Input for this task →
>>>>
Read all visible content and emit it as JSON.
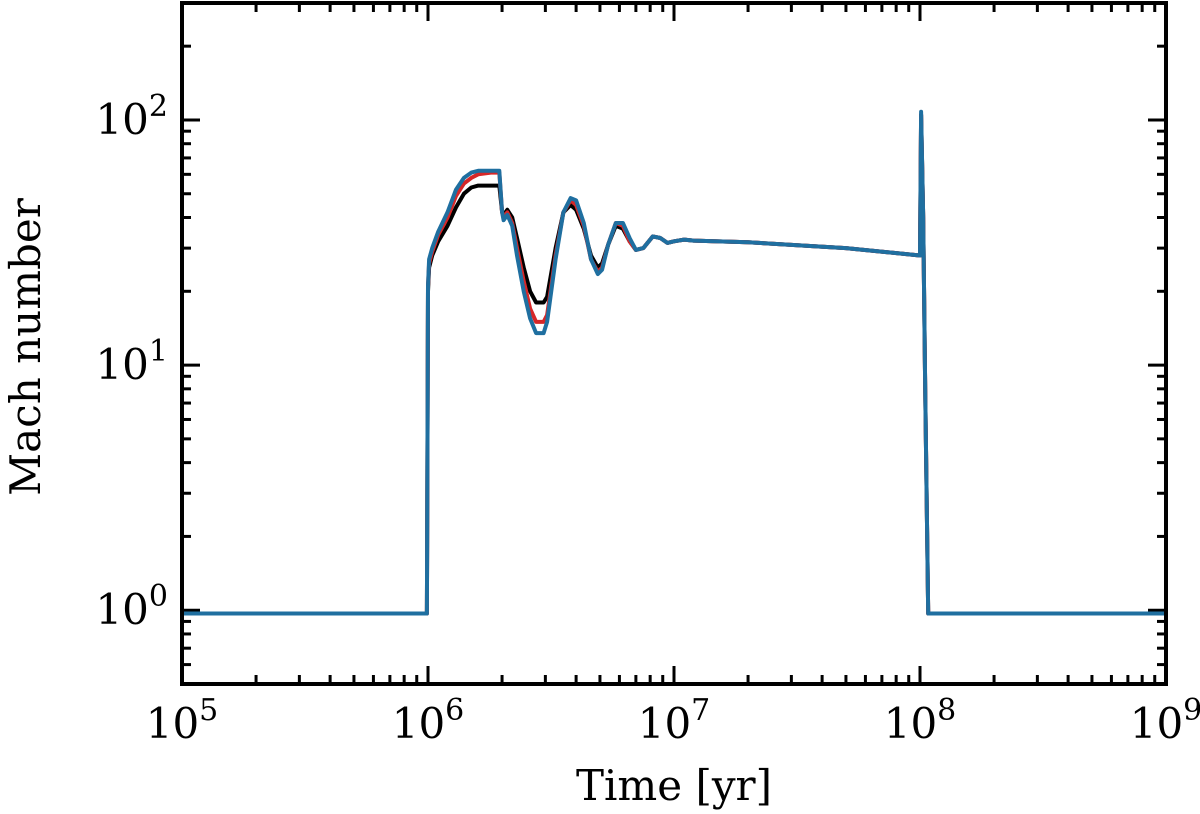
{
  "chart_data": {
    "type": "line",
    "xlabel": "Time [yr]",
    "ylabel": "Mach number",
    "xscale": "log",
    "yscale": "log",
    "xlim": [
      100000,
      1000000000
    ],
    "ylim": [
      0.5,
      300
    ],
    "grid": false,
    "x_ticks": [
      {
        "value": 100000,
        "base": "10",
        "exp": "5"
      },
      {
        "value": 1000000,
        "base": "10",
        "exp": "6"
      },
      {
        "value": 10000000,
        "base": "10",
        "exp": "7"
      },
      {
        "value": 100000000,
        "base": "10",
        "exp": "8"
      },
      {
        "value": 1000000000,
        "base": "10",
        "exp": "9"
      }
    ],
    "y_ticks": [
      {
        "value": 1,
        "base": "10",
        "exp": "0"
      },
      {
        "value": 10,
        "base": "10",
        "exp": "1"
      },
      {
        "value": 100,
        "base": "10",
        "exp": "2"
      }
    ],
    "series": [
      {
        "color": "#000000",
        "x": [
          100000,
          990000,
          1000000,
          1010000,
          1040000,
          1100000,
          1200000,
          1300000,
          1400000,
          1500000,
          1600000,
          1800000,
          1950000,
          2000000,
          2030000,
          2100000,
          2200000,
          2300000,
          2450000,
          2600000,
          2750000,
          2950000,
          3050000,
          3300000,
          3550000,
          3800000,
          4000000,
          4300000,
          4600000,
          4900000,
          5100000,
          5400000,
          5800000,
          6200000,
          6600000,
          7000000,
          7500000,
          8200000,
          8800000,
          9400000,
          10000000,
          11000000,
          12000000,
          20000000,
          50000000,
          100000000,
          101000000,
          103000000,
          105000000,
          108000000,
          1000000000
        ],
        "y": [
          0.97,
          0.97,
          20,
          25,
          28,
          32,
          37,
          44,
          50,
          53,
          54,
          54,
          54,
          42,
          41,
          43,
          40,
          33,
          25,
          20,
          18,
          18,
          19,
          30,
          42,
          45,
          43,
          36,
          28,
          25,
          26,
          31,
          37,
          36,
          32,
          29.5,
          30,
          33.5,
          33,
          31.5,
          32,
          32.5,
          32.2,
          31.7,
          30,
          28,
          105,
          40,
          8,
          0.97,
          0.97
        ]
      },
      {
        "color": "#d62728",
        "x": [
          100000,
          990000,
          1000000,
          1010000,
          1040000,
          1100000,
          1200000,
          1300000,
          1400000,
          1500000,
          1600000,
          1800000,
          1950000,
          2000000,
          2030000,
          2100000,
          2200000,
          2300000,
          2450000,
          2600000,
          2750000,
          2950000,
          3050000,
          3300000,
          3550000,
          3800000,
          4000000,
          4300000,
          4600000,
          4900000,
          5100000,
          5400000,
          5800000,
          6200000,
          6600000,
          7000000,
          7500000,
          8200000,
          8800000,
          9400000,
          10000000,
          11000000,
          12000000,
          20000000,
          50000000,
          100000000,
          101000000,
          103000000,
          105000000,
          108000000,
          1000000000
        ],
        "y": [
          0.97,
          0.97,
          21,
          26,
          29,
          34,
          40,
          49,
          55,
          58,
          60,
          61,
          61,
          42,
          40,
          42,
          38,
          30,
          22,
          17,
          15,
          15,
          16,
          28,
          42,
          47,
          45,
          37,
          27,
          24,
          25,
          31,
          38,
          37,
          32,
          29.5,
          30,
          33.5,
          33,
          31.5,
          32,
          32.5,
          32.2,
          31.7,
          30,
          28,
          105,
          40,
          8,
          0.97,
          0.97
        ]
      },
      {
        "color": "#1f6fa0",
        "x": [
          100000,
          990000,
          1000000,
          1010000,
          1040000,
          1100000,
          1200000,
          1300000,
          1400000,
          1500000,
          1600000,
          1800000,
          1950000,
          2000000,
          2030000,
          2100000,
          2200000,
          2300000,
          2450000,
          2600000,
          2750000,
          2950000,
          3050000,
          3300000,
          3550000,
          3800000,
          4000000,
          4300000,
          4600000,
          4900000,
          5100000,
          5400000,
          5800000,
          6200000,
          6600000,
          7000000,
          7500000,
          8200000,
          8800000,
          9400000,
          10000000,
          11000000,
          12000000,
          20000000,
          50000000,
          100000000,
          101000000,
          103000000,
          105000000,
          108000000,
          1000000000
        ],
        "y": [
          0.97,
          0.97,
          21,
          27,
          30,
          35,
          42,
          52,
          58,
          61,
          62,
          62,
          62,
          42,
          39,
          41,
          37,
          28,
          20,
          15.5,
          13.5,
          13.5,
          15,
          27,
          42,
          48,
          47,
          38,
          27,
          23.5,
          24.5,
          31,
          38,
          38,
          33,
          29.5,
          30,
          33.5,
          33,
          31.5,
          32,
          32.5,
          32.2,
          31.7,
          30,
          28,
          108,
          40,
          8,
          0.97,
          0.97
        ]
      }
    ]
  }
}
<<<<
Restate the records above in full, word for word. Keep pictures out.

Read all visible content and emit it as JSON.
{
  "chart_data": {
    "type": "line",
    "xlabel": "Time [yr]",
    "ylabel": "Mach number",
    "xscale": "log",
    "yscale": "log",
    "xlim": [
      100000,
      1000000000
    ],
    "ylim": [
      0.5,
      300
    ],
    "grid": false,
    "x_ticks": [
      {
        "value": 100000,
        "base": "10",
        "exp": "5"
      },
      {
        "value": 1000000,
        "base": "10",
        "exp": "6"
      },
      {
        "value": 10000000,
        "base": "10",
        "exp": "7"
      },
      {
        "value": 100000000,
        "base": "10",
        "exp": "8"
      },
      {
        "value": 1000000000,
        "base": "10",
        "exp": "9"
      }
    ],
    "y_ticks": [
      {
        "value": 1,
        "base": "10",
        "exp": "0"
      },
      {
        "value": 10,
        "base": "10",
        "exp": "1"
      },
      {
        "value": 100,
        "base": "10",
        "exp": "2"
      }
    ],
    "series": [
      {
        "color": "#000000",
        "x": [
          100000,
          990000,
          1000000,
          1010000,
          1040000,
          1100000,
          1200000,
          1300000,
          1400000,
          1500000,
          1600000,
          1800000,
          1950000,
          2000000,
          2030000,
          2100000,
          2200000,
          2300000,
          2450000,
          2600000,
          2750000,
          2950000,
          3050000,
          3300000,
          3550000,
          3800000,
          4000000,
          4300000,
          4600000,
          4900000,
          5100000,
          5400000,
          5800000,
          6200000,
          6600000,
          7000000,
          7500000,
          8200000,
          8800000,
          9400000,
          10000000,
          11000000,
          12000000,
          20000000,
          50000000,
          100000000,
          101000000,
          103000000,
          105000000,
          108000000,
          1000000000
        ],
        "y": [
          0.97,
          0.97,
          20,
          25,
          28,
          32,
          37,
          44,
          50,
          53,
          54,
          54,
          54,
          42,
          41,
          43,
          40,
          33,
          25,
          20,
          18,
          18,
          19,
          30,
          42,
          45,
          43,
          36,
          28,
          25,
          26,
          31,
          37,
          36,
          32,
          29.5,
          30,
          33.5,
          33,
          31.5,
          32,
          32.5,
          32.2,
          31.7,
          30,
          28,
          105,
          40,
          8,
          0.97,
          0.97
        ]
      },
      {
        "color": "#d62728",
        "x": [
          100000,
          990000,
          1000000,
          1010000,
          1040000,
          1100000,
          1200000,
          1300000,
          1400000,
          1500000,
          1600000,
          1800000,
          1950000,
          2000000,
          2030000,
          2100000,
          2200000,
          2300000,
          2450000,
          2600000,
          2750000,
          2950000,
          3050000,
          3300000,
          3550000,
          3800000,
          4000000,
          4300000,
          4600000,
          4900000,
          5100000,
          5400000,
          5800000,
          6200000,
          6600000,
          7000000,
          7500000,
          8200000,
          8800000,
          9400000,
          10000000,
          11000000,
          12000000,
          20000000,
          50000000,
          100000000,
          101000000,
          103000000,
          105000000,
          108000000,
          1000000000
        ],
        "y": [
          0.97,
          0.97,
          21,
          26,
          29,
          34,
          40,
          49,
          55,
          58,
          60,
          61,
          61,
          42,
          40,
          42,
          38,
          30,
          22,
          17,
          15,
          15,
          16,
          28,
          42,
          47,
          45,
          37,
          27,
          24,
          25,
          31,
          38,
          37,
          32,
          29.5,
          30,
          33.5,
          33,
          31.5,
          32,
          32.5,
          32.2,
          31.7,
          30,
          28,
          105,
          40,
          8,
          0.97,
          0.97
        ]
      },
      {
        "color": "#1f6fa0",
        "x": [
          100000,
          990000,
          1000000,
          1010000,
          1040000,
          1100000,
          1200000,
          1300000,
          1400000,
          1500000,
          1600000,
          1800000,
          1950000,
          2000000,
          2030000,
          2100000,
          2200000,
          2300000,
          2450000,
          2600000,
          2750000,
          2950000,
          3050000,
          3300000,
          3550000,
          3800000,
          4000000,
          4300000,
          4600000,
          4900000,
          5100000,
          5400000,
          5800000,
          6200000,
          6600000,
          7000000,
          7500000,
          8200000,
          8800000,
          9400000,
          10000000,
          11000000,
          12000000,
          20000000,
          50000000,
          100000000,
          101000000,
          103000000,
          105000000,
          108000000,
          1000000000
        ],
        "y": [
          0.97,
          0.97,
          21,
          27,
          30,
          35,
          42,
          52,
          58,
          61,
          62,
          62,
          62,
          42,
          39,
          41,
          37,
          28,
          20,
          15.5,
          13.5,
          13.5,
          15,
          27,
          42,
          48,
          47,
          38,
          27,
          23.5,
          24.5,
          31,
          38,
          38,
          33,
          29.5,
          30,
          33.5,
          33,
          31.5,
          32,
          32.5,
          32.2,
          31.7,
          30,
          28,
          108,
          40,
          8,
          0.97,
          0.97
        ]
      }
    ]
  }
}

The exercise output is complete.